- Your objective:
Everything in the listing should be restated word for word.

- Extracted entries:
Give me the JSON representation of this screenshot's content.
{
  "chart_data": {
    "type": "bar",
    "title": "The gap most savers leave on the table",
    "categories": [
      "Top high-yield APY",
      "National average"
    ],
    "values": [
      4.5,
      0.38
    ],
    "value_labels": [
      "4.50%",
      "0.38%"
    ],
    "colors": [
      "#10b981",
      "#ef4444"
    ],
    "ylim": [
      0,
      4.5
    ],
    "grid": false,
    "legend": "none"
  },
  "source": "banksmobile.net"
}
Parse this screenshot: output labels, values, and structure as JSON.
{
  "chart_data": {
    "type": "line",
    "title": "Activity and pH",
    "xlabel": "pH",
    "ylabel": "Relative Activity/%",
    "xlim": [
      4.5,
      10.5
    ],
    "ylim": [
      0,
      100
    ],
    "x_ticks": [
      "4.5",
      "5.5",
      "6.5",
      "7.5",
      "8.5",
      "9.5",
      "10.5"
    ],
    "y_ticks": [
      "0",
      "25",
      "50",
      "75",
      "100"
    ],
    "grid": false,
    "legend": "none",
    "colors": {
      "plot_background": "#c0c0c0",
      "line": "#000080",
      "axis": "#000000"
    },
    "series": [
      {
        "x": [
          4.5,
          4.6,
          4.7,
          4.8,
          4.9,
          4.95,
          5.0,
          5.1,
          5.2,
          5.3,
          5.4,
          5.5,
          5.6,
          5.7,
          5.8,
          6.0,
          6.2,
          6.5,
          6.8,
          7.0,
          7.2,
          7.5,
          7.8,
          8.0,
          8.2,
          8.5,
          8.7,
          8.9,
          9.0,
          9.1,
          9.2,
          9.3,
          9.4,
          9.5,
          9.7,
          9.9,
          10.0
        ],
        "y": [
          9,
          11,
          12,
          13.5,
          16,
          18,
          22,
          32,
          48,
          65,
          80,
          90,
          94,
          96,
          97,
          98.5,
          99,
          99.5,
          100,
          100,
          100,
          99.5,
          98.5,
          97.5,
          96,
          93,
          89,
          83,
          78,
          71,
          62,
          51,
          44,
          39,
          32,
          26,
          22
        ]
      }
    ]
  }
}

- Exercise solution:
Give me the JSON representation of this screenshot's content.
{
  "chart_data": {
    "type": "bar",
    "title": "The gap most savers leave on the table",
    "categories": [
      "Top high-yield APY",
      "National average"
    ],
    "values": [
      4.5,
      0.38
    ],
    "value_labels": [
      "4.50%",
      "0.38%"
    ],
    "colors": [
      "#10b981",
      "#ef4444"
    ],
    "ylim": [
      0,
      4.5
    ],
    "grid": false,
    "legend": "none"
  },
  "source": "banksmobile.net"
}
Parse this screenshot: output labels, values, and structure as JSON.
{
  "chart_data": {
    "type": "line",
    "title": "Activity and pH",
    "xlabel": "pH",
    "ylabel": "Relative Activity/%",
    "xlim": [
      4.5,
      10.5
    ],
    "ylim": [
      0,
      100
    ],
    "x_ticks": [
      "4.5",
      "5.5",
      "6.5",
      "7.5",
      "8.5",
      "9.5",
      "10.5"
    ],
    "y_ticks": [
      "0",
      "25",
      "50",
      "75",
      "100"
    ],
    "grid": false,
    "legend": "none",
    "colors": {
      "plot_background": "#c0c0c0",
      "line": "#000080",
      "axis": "#000000"
    },
    "series": [
      {
        "x": [
          4.5,
          4.6,
          4.7,
          4.8,
          4.9,
          4.95,
          5.0,
          5.1,
          5.2,
          5.3,
          5.4,
          5.5,
          5.6,
          5.7,
          5.8,
          6.0,
          6.2,
          6.5,
          6.8,
          7.0,
          7.2,
          7.5,
          7.8,
          8.0,
          8.2,
          8.5,
          8.7,
          8.9,
          9.0,
          9.1,
          9.2,
          9.3,
          9.4,
          9.5,
          9.7,
          9.9,
          10.0
        ],
        "y": [
          9,
          11,
          12,
          13.5,
          16,
          18,
          22,
          32,
          48,
          65,
          80,
          90,
          94,
          96,
          97,
          98.5,
          99,
          99.5,
          100,
          100,
          100,
          99.5,
          98.5,
          97.5,
          96,
          93,
          89,
          83,
          78,
          71,
          62,
          51,
          44,
          39,
          32,
          26,
          22
        ]
      }
    ]
  }
}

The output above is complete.